> PROBLEM DETAILS
Images excluded, repeat each entry below exactly.

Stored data
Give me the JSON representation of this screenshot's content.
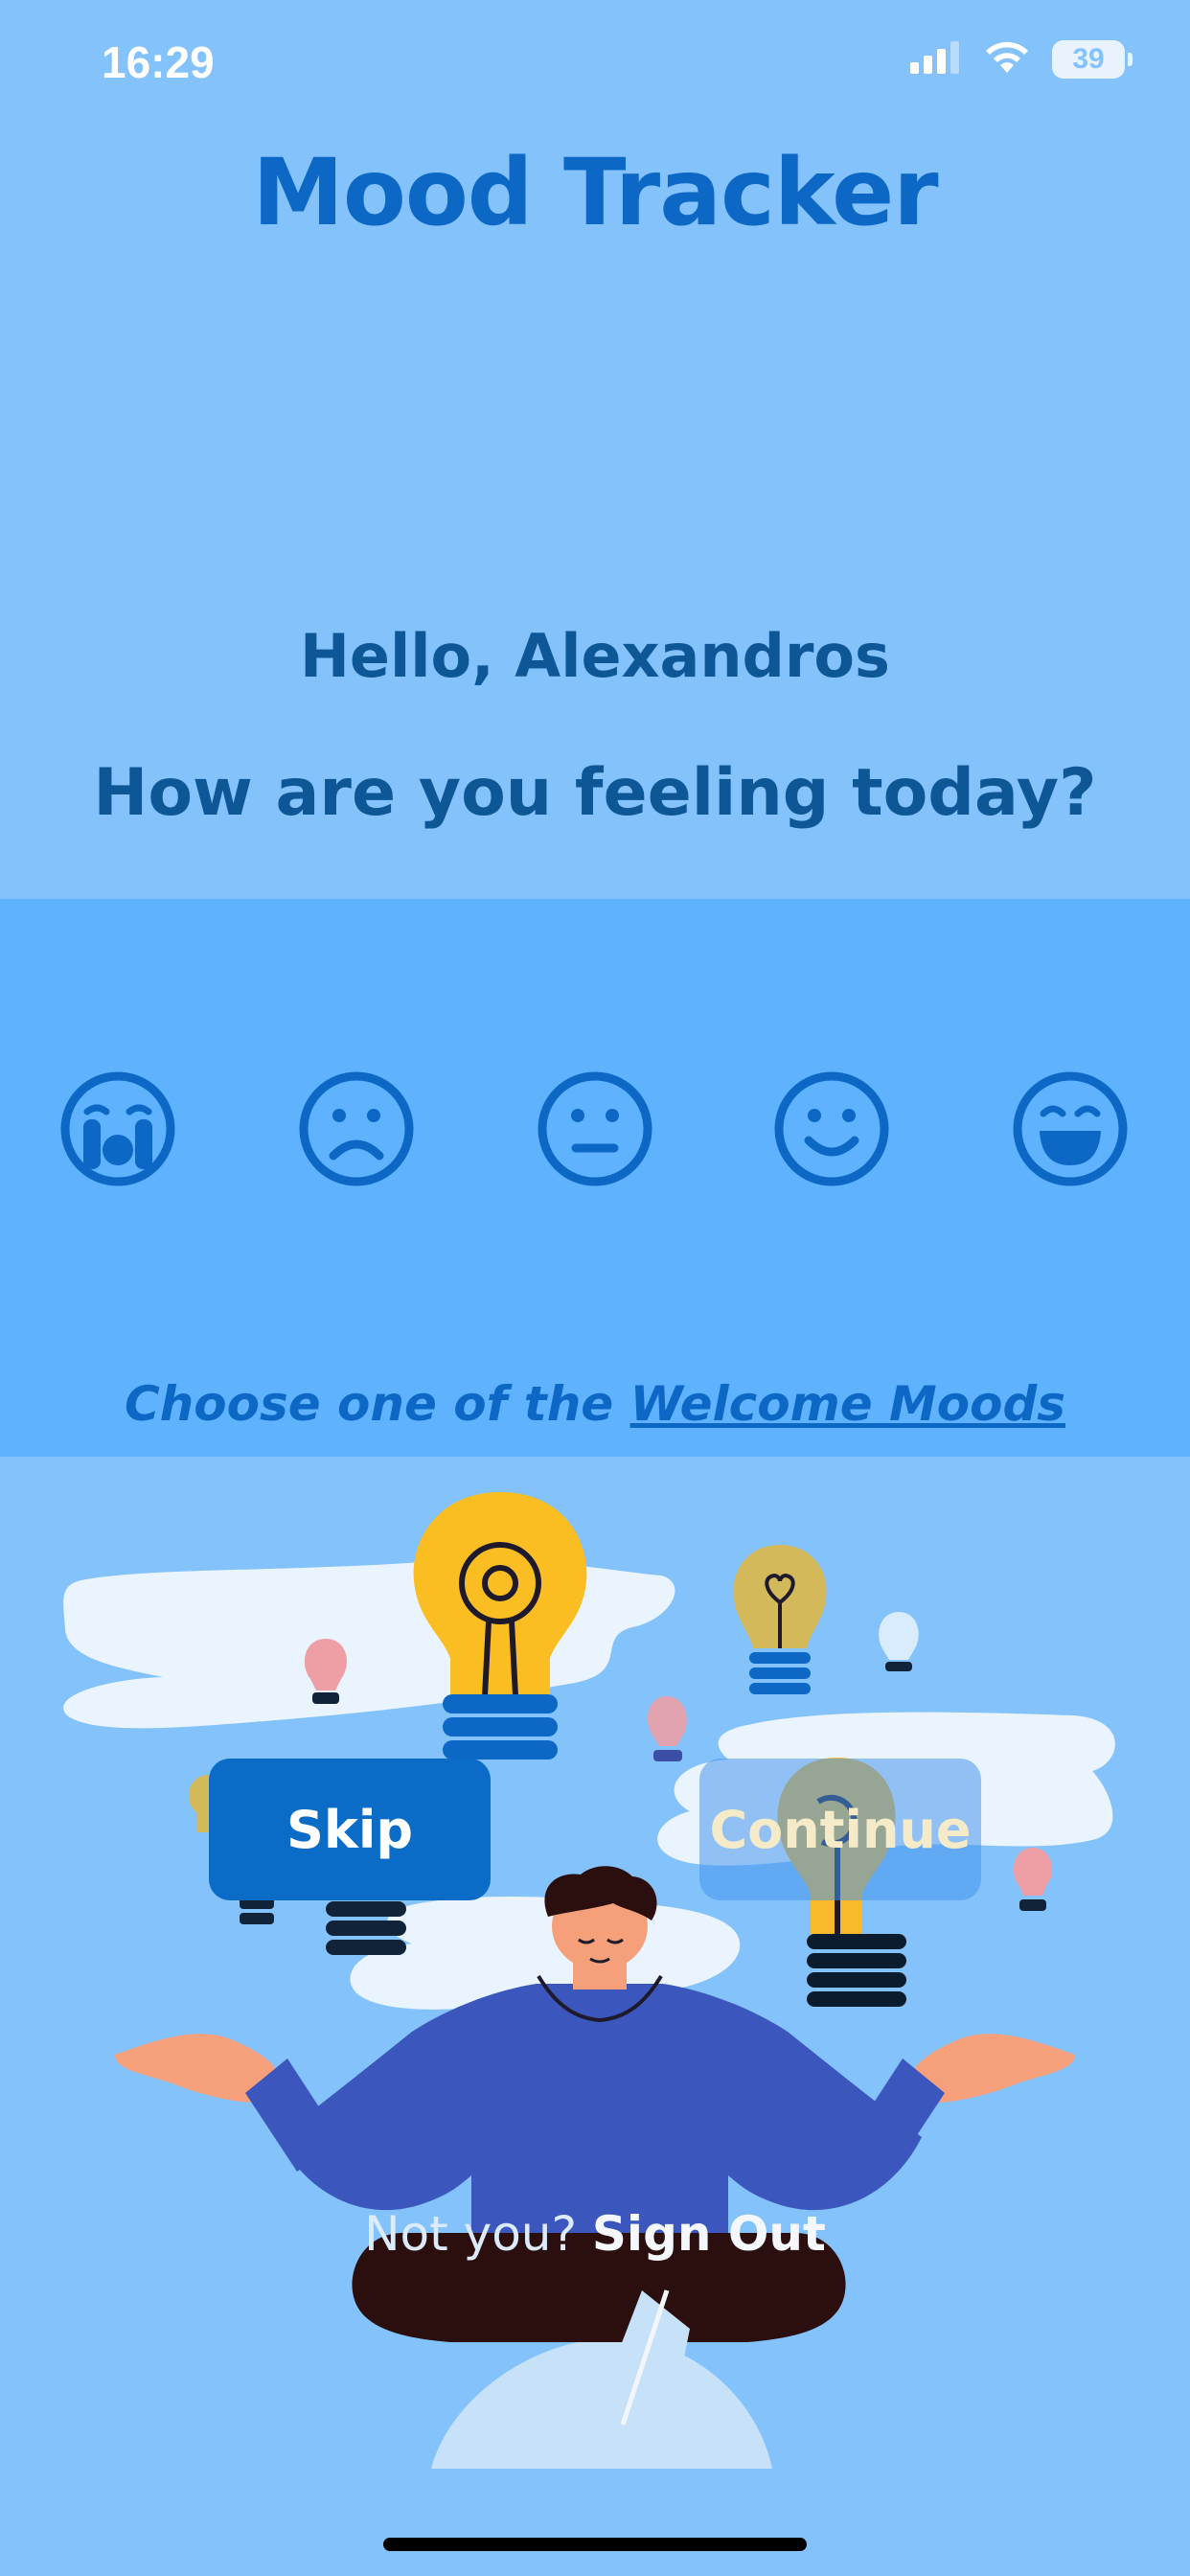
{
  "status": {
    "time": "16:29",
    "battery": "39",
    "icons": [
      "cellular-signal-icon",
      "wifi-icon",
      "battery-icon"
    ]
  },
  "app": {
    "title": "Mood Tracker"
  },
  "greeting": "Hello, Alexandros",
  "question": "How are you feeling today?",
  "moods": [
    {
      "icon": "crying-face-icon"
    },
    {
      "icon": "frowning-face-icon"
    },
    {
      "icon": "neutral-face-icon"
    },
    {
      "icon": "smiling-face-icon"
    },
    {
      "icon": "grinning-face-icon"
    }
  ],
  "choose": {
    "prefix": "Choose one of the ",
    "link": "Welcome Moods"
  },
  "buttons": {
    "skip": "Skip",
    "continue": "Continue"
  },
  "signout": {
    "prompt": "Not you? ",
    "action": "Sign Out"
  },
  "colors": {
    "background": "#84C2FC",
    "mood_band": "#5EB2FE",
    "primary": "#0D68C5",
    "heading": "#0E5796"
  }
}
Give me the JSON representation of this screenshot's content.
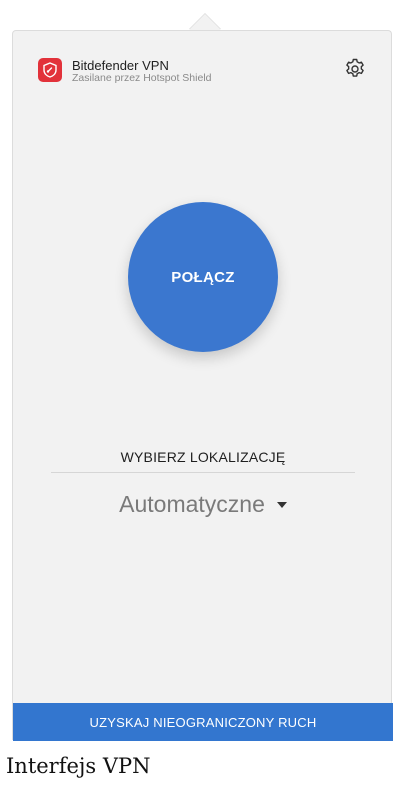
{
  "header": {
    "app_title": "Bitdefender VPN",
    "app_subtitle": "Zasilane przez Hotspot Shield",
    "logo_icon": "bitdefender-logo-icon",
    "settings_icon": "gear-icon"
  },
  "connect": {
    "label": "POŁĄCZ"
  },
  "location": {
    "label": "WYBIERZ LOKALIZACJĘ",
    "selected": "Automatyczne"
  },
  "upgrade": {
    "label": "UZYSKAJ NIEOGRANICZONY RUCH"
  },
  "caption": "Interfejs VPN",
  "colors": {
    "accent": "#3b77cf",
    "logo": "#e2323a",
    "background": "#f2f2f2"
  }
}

> ANSWER IN FULL
Give me the JSON representation of this screenshot's content.
{
  "status": {
    "time": "16:29",
    "battery": "39",
    "icons": [
      "cellular-signal-icon",
      "wifi-icon",
      "battery-icon"
    ]
  },
  "app": {
    "title": "Mood Tracker"
  },
  "greeting": "Hello, Alexandros",
  "question": "How are you feeling today?",
  "moods": [
    {
      "icon": "crying-face-icon"
    },
    {
      "icon": "frowning-face-icon"
    },
    {
      "icon": "neutral-face-icon"
    },
    {
      "icon": "smiling-face-icon"
    },
    {
      "icon": "grinning-face-icon"
    }
  ],
  "choose": {
    "prefix": "Choose one of the ",
    "link": "Welcome Moods"
  },
  "buttons": {
    "skip": "Skip",
    "continue": "Continue"
  },
  "signout": {
    "prompt": "Not you? ",
    "action": "Sign Out"
  },
  "colors": {
    "background": "#84C2FC",
    "mood_band": "#5EB2FE",
    "primary": "#0D68C5",
    "heading": "#0E5796"
  }
}
Give me the JSON representation of this screenshot's content.
{
  "header": {
    "app_title": "Bitdefender VPN",
    "app_subtitle": "Zasilane przez Hotspot Shield",
    "logo_icon": "bitdefender-logo-icon",
    "settings_icon": "gear-icon"
  },
  "connect": {
    "label": "POŁĄCZ"
  },
  "location": {
    "label": "WYBIERZ LOKALIZACJĘ",
    "selected": "Automatyczne"
  },
  "upgrade": {
    "label": "UZYSKAJ NIEOGRANICZONY RUCH"
  },
  "caption": "Interfejs VPN",
  "colors": {
    "accent": "#3b77cf",
    "logo": "#e2323a",
    "background": "#f2f2f2"
  }
}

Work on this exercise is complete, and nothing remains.